Requirements:
Render the entries from the start through the line containing "wolf-app-icon: ◆ xyxy=(268,584,291,607)", inclusive, as a JSON list of strings with one string per line and blank lines omitted.

Data shown:

***

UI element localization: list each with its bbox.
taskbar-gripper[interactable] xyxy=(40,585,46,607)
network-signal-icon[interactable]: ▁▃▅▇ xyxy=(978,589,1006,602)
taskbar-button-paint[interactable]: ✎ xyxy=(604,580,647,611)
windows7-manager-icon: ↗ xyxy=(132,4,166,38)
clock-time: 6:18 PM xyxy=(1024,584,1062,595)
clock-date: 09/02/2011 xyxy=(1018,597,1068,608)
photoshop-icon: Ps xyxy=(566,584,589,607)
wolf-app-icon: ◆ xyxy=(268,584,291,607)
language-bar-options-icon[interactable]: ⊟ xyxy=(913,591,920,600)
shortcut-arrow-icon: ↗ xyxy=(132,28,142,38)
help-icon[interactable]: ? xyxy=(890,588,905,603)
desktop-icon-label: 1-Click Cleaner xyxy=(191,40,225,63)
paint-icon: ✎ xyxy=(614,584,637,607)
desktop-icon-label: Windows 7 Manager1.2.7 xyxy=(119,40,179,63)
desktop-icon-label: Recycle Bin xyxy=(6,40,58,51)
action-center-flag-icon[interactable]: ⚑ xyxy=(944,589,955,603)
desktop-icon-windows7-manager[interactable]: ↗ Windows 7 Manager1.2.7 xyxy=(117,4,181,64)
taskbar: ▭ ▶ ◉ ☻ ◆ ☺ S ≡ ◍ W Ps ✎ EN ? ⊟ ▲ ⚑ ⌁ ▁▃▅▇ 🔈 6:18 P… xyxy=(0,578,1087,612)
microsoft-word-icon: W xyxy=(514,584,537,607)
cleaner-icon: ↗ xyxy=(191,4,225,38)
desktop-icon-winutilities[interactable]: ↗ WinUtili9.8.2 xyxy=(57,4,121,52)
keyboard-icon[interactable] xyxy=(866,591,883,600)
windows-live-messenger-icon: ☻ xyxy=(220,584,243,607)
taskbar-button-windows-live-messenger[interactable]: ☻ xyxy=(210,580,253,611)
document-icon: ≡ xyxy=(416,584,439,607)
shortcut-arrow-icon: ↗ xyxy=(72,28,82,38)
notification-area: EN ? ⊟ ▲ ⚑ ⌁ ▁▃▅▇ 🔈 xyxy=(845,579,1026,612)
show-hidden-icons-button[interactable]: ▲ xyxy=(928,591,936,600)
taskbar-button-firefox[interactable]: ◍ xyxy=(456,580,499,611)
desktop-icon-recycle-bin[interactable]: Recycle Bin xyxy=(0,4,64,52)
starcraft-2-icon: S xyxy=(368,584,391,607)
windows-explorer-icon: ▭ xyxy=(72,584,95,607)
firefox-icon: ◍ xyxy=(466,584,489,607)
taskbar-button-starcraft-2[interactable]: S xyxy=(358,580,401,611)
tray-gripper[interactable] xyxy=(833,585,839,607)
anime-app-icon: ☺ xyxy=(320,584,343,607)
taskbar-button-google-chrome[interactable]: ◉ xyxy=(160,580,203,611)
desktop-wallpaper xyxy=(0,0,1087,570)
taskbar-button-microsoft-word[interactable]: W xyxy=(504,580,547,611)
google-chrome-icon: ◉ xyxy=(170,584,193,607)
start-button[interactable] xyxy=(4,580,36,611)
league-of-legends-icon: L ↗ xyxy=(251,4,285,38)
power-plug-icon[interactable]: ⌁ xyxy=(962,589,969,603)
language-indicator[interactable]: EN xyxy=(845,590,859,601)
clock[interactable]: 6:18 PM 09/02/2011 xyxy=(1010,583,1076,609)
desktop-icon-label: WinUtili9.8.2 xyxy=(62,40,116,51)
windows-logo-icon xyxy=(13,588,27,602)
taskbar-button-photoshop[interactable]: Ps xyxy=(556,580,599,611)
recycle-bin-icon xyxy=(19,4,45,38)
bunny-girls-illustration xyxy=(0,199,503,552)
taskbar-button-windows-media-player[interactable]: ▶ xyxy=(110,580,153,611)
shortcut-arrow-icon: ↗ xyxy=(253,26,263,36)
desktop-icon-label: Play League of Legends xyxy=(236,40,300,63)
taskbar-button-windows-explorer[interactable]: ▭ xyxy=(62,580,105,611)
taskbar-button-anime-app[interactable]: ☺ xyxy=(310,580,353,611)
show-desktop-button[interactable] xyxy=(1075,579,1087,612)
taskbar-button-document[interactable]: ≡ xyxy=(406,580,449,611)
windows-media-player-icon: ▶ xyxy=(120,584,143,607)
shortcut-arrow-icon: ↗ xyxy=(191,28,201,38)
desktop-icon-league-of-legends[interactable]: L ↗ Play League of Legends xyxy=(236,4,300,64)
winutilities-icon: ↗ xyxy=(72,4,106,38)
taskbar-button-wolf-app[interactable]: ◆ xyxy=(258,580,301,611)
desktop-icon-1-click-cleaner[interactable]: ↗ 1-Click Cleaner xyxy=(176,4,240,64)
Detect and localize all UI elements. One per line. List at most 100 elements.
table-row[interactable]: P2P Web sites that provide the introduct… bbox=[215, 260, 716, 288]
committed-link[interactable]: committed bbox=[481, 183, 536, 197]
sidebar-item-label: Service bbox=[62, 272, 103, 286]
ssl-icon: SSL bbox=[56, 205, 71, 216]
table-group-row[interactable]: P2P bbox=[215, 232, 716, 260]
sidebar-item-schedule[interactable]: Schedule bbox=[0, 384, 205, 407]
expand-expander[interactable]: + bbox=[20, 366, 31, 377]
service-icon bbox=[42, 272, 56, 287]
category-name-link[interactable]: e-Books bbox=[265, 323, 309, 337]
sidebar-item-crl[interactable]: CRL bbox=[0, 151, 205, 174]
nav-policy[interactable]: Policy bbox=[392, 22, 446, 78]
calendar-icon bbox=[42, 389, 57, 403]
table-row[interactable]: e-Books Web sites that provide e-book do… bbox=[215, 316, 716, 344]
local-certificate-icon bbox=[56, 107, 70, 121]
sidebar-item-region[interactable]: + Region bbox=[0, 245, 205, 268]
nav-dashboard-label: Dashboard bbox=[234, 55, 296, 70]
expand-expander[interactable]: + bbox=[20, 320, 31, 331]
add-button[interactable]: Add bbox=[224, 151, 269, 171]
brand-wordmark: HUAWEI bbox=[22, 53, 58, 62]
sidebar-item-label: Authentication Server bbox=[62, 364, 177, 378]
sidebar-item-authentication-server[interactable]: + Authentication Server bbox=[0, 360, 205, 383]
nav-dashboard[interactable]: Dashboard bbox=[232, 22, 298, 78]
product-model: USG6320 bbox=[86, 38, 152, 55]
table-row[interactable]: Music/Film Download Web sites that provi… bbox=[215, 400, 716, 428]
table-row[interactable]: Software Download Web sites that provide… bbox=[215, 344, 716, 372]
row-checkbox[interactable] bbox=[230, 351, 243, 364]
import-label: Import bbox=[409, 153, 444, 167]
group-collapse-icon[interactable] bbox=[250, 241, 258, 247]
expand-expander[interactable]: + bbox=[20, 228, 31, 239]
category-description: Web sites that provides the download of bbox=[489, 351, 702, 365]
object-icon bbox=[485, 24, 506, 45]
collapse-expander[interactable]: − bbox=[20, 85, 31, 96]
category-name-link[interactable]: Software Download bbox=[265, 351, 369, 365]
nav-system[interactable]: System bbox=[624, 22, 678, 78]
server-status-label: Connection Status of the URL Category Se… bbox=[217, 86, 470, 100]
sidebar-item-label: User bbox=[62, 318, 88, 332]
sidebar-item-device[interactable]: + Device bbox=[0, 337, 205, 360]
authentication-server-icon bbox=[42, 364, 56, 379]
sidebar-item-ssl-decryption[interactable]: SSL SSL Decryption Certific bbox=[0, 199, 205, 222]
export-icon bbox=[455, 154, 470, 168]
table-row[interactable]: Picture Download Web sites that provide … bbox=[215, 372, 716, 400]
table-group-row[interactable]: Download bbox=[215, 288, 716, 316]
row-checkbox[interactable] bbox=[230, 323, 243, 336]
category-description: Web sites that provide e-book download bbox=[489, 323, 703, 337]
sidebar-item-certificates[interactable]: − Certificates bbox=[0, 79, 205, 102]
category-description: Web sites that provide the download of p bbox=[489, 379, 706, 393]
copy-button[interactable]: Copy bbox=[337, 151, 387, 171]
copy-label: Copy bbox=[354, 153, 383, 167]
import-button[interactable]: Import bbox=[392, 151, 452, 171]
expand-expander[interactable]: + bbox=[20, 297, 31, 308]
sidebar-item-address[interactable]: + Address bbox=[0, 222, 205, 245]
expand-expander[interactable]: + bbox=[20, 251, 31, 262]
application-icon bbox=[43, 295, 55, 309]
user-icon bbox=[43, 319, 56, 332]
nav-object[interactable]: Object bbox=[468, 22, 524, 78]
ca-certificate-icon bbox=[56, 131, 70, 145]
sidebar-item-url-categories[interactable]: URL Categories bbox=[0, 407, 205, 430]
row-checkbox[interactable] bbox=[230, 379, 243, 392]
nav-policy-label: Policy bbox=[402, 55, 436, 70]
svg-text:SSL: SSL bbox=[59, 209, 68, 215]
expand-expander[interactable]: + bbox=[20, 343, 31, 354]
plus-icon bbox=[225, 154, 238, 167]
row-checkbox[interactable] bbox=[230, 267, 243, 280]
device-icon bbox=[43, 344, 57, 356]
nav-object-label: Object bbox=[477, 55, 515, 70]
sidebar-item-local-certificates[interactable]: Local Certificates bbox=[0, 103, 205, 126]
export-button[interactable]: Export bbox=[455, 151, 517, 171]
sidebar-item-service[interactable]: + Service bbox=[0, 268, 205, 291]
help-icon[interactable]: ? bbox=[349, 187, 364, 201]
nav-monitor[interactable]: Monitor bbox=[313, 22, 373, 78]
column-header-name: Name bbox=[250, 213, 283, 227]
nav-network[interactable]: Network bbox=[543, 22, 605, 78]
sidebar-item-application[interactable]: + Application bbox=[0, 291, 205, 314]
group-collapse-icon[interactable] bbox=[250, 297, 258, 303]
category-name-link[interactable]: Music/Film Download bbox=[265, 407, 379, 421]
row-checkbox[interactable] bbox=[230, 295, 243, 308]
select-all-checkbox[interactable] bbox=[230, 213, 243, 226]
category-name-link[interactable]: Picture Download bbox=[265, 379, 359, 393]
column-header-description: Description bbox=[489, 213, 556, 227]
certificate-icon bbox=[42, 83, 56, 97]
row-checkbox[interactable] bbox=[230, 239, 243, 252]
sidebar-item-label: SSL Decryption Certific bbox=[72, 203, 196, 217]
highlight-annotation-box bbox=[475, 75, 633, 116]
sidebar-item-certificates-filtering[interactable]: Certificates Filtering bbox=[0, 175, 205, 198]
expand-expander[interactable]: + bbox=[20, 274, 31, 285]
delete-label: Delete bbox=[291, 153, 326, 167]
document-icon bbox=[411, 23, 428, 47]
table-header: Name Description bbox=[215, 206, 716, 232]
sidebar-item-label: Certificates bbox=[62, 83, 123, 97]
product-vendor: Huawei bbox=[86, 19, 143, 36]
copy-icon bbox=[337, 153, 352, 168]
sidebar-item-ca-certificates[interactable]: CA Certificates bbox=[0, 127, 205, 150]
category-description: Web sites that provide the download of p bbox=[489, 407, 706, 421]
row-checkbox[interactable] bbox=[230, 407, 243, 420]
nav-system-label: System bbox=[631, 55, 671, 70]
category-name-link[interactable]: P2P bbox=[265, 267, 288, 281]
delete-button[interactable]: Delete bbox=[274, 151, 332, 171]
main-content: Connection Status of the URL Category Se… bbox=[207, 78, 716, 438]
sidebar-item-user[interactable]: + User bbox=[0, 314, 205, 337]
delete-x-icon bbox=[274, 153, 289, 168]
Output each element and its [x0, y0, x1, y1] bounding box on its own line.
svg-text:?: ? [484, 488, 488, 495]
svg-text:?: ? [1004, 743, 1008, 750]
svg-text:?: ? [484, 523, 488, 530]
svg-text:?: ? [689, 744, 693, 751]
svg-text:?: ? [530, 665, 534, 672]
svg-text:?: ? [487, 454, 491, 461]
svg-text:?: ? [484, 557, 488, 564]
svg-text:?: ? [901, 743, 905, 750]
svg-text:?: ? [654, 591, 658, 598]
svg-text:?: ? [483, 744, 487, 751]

***

Solution to this exercise:
[
  "UI element localization: list each with its bbox.",
  "taskbar-gripper[interactable] xyxy=(40,585,46,607)",
  "network-signal-icon[interactable]: ▁▃▅▇ xyxy=(978,589,1006,602)",
  "taskbar-button-paint[interactable]: ✎ xyxy=(604,580,647,611)",
  "windows7-manager-icon: ↗ xyxy=(132,4,166,38)",
  "clock-time: 6:18 PM xyxy=(1024,584,1062,595)",
  "clock-date: 09/02/2011 xyxy=(1018,597,1068,608)",
  "photoshop-icon: Ps xyxy=(566,584,589,607)",
  "wolf-app-icon: ◆ xyxy=(268,584,291,607)"
]